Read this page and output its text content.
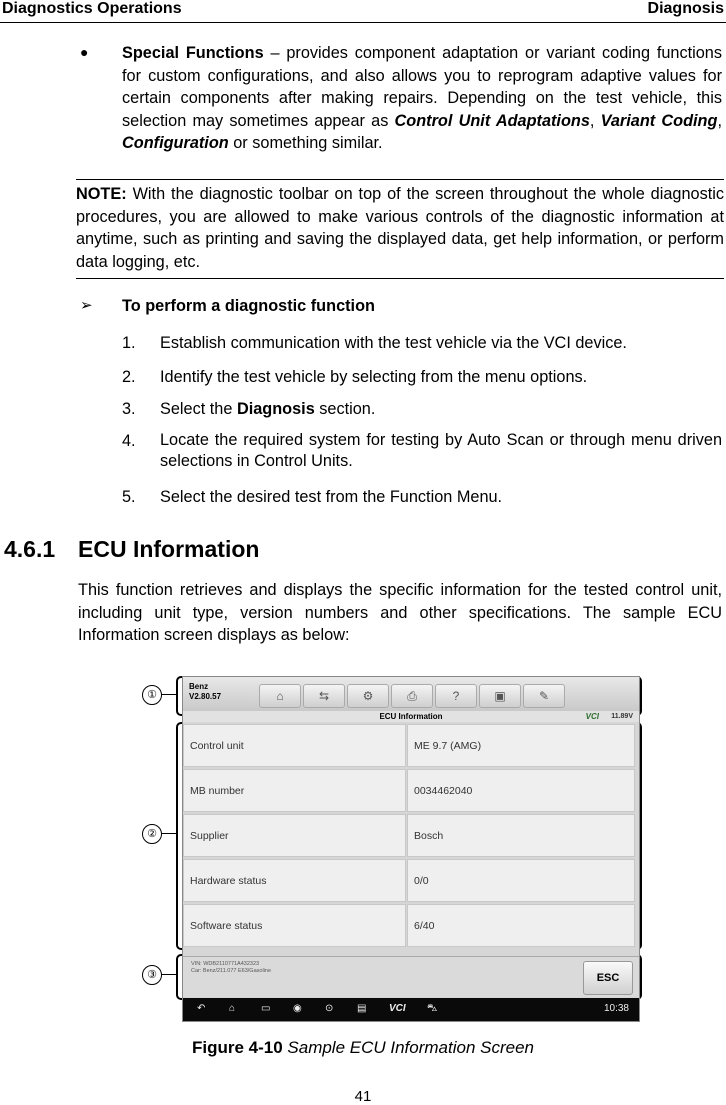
Diagnostics Operations	Diagnosis
● Special Functions – provides component adaptation or variant coding functions for custom configurations, and also allows you to reprogram adaptive values for certain components after making repairs. Depending on the test vehicle, this selection may sometimes appear as Control Unit Adaptations, Variant Coding, Configuration or something similar.
NOTE: With the diagnostic toolbar on top of the screen throughout the whole diagnostic procedures, you are allowed to make various controls of the diagnostic information at anytime, such as printing and saving the displayed data, get help information, or perform data logging, etc.
➢ To perform a diagnostic function
1. Establish communication with the test vehicle via the VCI device.
2. Identify the test vehicle by selecting from the menu options.
3. Select the Diagnosis section.
4. Locate the required system for testing by Auto Scan or through menu driven selections in Control Units.
5. Select the desired test from the Function Menu.
4.6.1 ECU Information
This function retrieves and displays the specific information for the tested control unit, including unit type, version numbers and other specifications. The sample ECU Information screen displays as below:
①
②
③
Benz
V2.80.57	⌂	⇆	⚙	⎙	?	▣	✎
ECU Information	VCI 11.89V
Control unit	ME 9.7 (AMG)
MB number	0034462040
Supplier	Bosch
Hardware status	0/0
Software status	6/40
VIN: WDB2110771A432323
Car: Benz/211.077 E63/Gasoline
ESC
↶ ⌂	▭ ◉ ⊙ ▤ VCI ⛍	10:38
Figure 4-10 Sample ECU Information Screen
41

• GIVEN TASK:
Copy out the listing exactly as it stands, but not the pictures.

• RESULT BELOW:
Read this page and output its text content.
Diagnostics Operations	Diagnosis
● Special Functions – provides component adaptation or variant coding functions for custom configurations, and also allows you to reprogram adaptive values for certain components after making repairs. Depending on the test vehicle, this selection may sometimes appear as Control Unit Adaptations, Variant Coding, Configuration or something similar.
NOTE: With the diagnostic toolbar on top of the screen throughout the whole diagnostic procedures, you are allowed to make various controls of the diagnostic information at anytime, such as printing and saving the displayed data, get help information, or perform data logging, etc.
➢ To perform a diagnostic function
1. Establish communication with the test vehicle via the VCI device.
2. Identify the test vehicle by selecting from the menu options.
3. Select the Diagnosis section.
4. Locate the required system for testing by Auto Scan or through menu driven selections in Control Units.
5. Select the desired test from the Function Menu.
4.6.1 ECU Information
This function retrieves and displays the specific information for the tested control unit, including unit type, version numbers and other specifications. The sample ECU Information screen displays as below:
①
②
③
Benz
V2.80.57	⌂	⇆	⚙	⎙	?	▣	✎
ECU Information	VCI 11.89V
Control unit	ME 9.7 (AMG)
MB number	0034462040
Supplier	Bosch
Hardware status	0/0
Software status	6/40
VIN: WDB2110771A432323
Car: Benz/211.077 E63/Gasoline
ESC
↶ ⌂	▭ ◉ ⊙ ▤ VCI ⛍	10:38
Figure 4-10 Sample ECU Information Screen
41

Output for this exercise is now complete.